START TEXT SECTION

God is against the proud, but He gives grace to the humble (James 4:6, NCV).
Friend to Friend
C.S. Lewis called pride a “spiritual cancer” that devours love and contentment. Pride is a sign of our own insecurity and feelings of inferiority. Pride and inferiority are actually opposite sides of the same coin, and both are sin, a preoccupation with self that leaves little room for God’s spirit of humility.
We all struggle with pride, and must constantly battle the tendency to measure every circumstance against the narcissistic viewpoint of “What’s in it for me?” Pride has no place in the life of a Christian. Pride steps between God and us. To think that God opposes prideful people is a strong and sobering statement that should send us all running to the place of humility.
The Bible says, “Pride leads to destruction; a proud attitude brings ruin. It is better to be humble and be with those who suffer than to share stolen property with the proud” (Proverbs 16:18-19).
I suspect a good dose of humility would cure many of our failing marriages, broken relationships and struggling friendships. How can we rid our lives of pride and prevent it from carving out a destructive stronghold in our lives? The answer is found in a passage of Scripture written by the apostle Paul and directed to the church in Rome.
“For by the grace given me I say to every one of you: Do not think of yourself more highly than you ought, but rather think of yourself with sober judgment, in accordance with the measure of faith God has given you” (Romans 12:3, NIV).

END TEXT SECTION

◆ **EXERCISE 1**: List every Bible reference cited in the devotional on pride.
◆ **EXERCISE 2**: In the devotional on pride, what did C.S. Lewis call pride?
◆ **EXERCISE 3**: Continue the devotional on pride from where it stops.

START RECORD EXTRACTS

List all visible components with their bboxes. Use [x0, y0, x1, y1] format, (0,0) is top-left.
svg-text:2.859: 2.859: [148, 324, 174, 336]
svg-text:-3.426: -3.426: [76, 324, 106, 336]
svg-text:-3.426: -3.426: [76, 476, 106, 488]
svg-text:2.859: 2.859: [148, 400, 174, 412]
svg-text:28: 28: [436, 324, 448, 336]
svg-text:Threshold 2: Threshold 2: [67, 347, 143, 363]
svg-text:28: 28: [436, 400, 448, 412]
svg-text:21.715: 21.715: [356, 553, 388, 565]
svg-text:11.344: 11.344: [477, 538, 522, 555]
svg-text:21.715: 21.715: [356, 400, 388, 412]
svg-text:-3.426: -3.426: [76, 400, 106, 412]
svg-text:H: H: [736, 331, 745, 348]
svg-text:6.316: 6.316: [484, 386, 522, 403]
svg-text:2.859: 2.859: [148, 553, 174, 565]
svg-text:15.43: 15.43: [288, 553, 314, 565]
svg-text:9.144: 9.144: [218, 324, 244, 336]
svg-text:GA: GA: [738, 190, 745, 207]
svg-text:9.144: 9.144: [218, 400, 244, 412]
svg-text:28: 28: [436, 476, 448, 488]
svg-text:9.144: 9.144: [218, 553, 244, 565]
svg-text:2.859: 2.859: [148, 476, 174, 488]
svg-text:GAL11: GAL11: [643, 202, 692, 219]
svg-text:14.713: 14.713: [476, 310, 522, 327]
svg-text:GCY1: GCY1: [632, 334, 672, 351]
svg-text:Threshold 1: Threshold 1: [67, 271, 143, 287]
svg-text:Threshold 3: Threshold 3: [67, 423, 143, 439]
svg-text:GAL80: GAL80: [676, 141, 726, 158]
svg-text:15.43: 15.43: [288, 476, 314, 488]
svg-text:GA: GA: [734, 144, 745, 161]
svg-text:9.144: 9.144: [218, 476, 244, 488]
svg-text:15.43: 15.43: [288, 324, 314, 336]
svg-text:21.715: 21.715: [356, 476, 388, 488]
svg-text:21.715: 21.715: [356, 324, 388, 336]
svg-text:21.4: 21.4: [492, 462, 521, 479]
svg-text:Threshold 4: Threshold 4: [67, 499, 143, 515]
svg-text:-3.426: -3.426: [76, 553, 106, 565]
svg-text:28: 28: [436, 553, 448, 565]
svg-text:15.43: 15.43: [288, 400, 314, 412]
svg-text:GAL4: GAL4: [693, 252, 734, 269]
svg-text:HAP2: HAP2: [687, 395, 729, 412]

END RECORD EXTRACTS

◆ **EXPECTED OUTPUT 1**: James 4:6, Proverbs 16:18-19, Romans 12:3

◆ **EXPECTED OUTPUT 2**: A "spiritual cancer" that devours love and contentment.

◆ **EXPECTED OUTPUT 3**:
Paul certainly understood what it meant to struggle with pride. Before his encounter with Christ, Paul had been a man of great arrogance. After all, he was a power broker in the Roman government as well as a highly regarded and chief persecutor of anyone following Jesus Christ.
Paul had no idea what the road to Damascus held for him that day when God interrupted Paul’s life with His blinding love. Everything changed. Paul became a humble man—the walking definition of a servant, delighting in his new role of striving to be last among the least. God no longer had to stand against Paul’s pride. He gave Paul grace!
As James wrote, “God is against the proud, but He gives grace to the humble” (James 4:6, NCV).
Paul understood that he was a trophy of grace; that his heart had been captured by grace and his life completely transformed in the process. God says that in order to be strong we must choose weakness, and in order to be first, we must be content to be last.
Now here is an amazing truth! Grace is ours for the asking. Grace offers us the riches of God, at the expense of Jesus Christ and His death on the cross.
Pride’s goal is to make us independent of God, duping us into believing that we are in control of our own fate and are able to call our own shots. Pride convinces us that we can play God, worshipping ourselves while erecting false idols shrouded in rebellion and sin. But when our lives are lived against the backdrop of grace, pride will die from a lack of attention.
Lord, please forgive my arrogant heart. I am so sorry for the pride in my life. Today, I ask You to search my heart and destroy the strongholds of pride and ego. Give me the discernment to be honest and transparent before You and with others. I, too, am a trophy of grace. Help me to live like one.
In Jesus’ Name, Amen.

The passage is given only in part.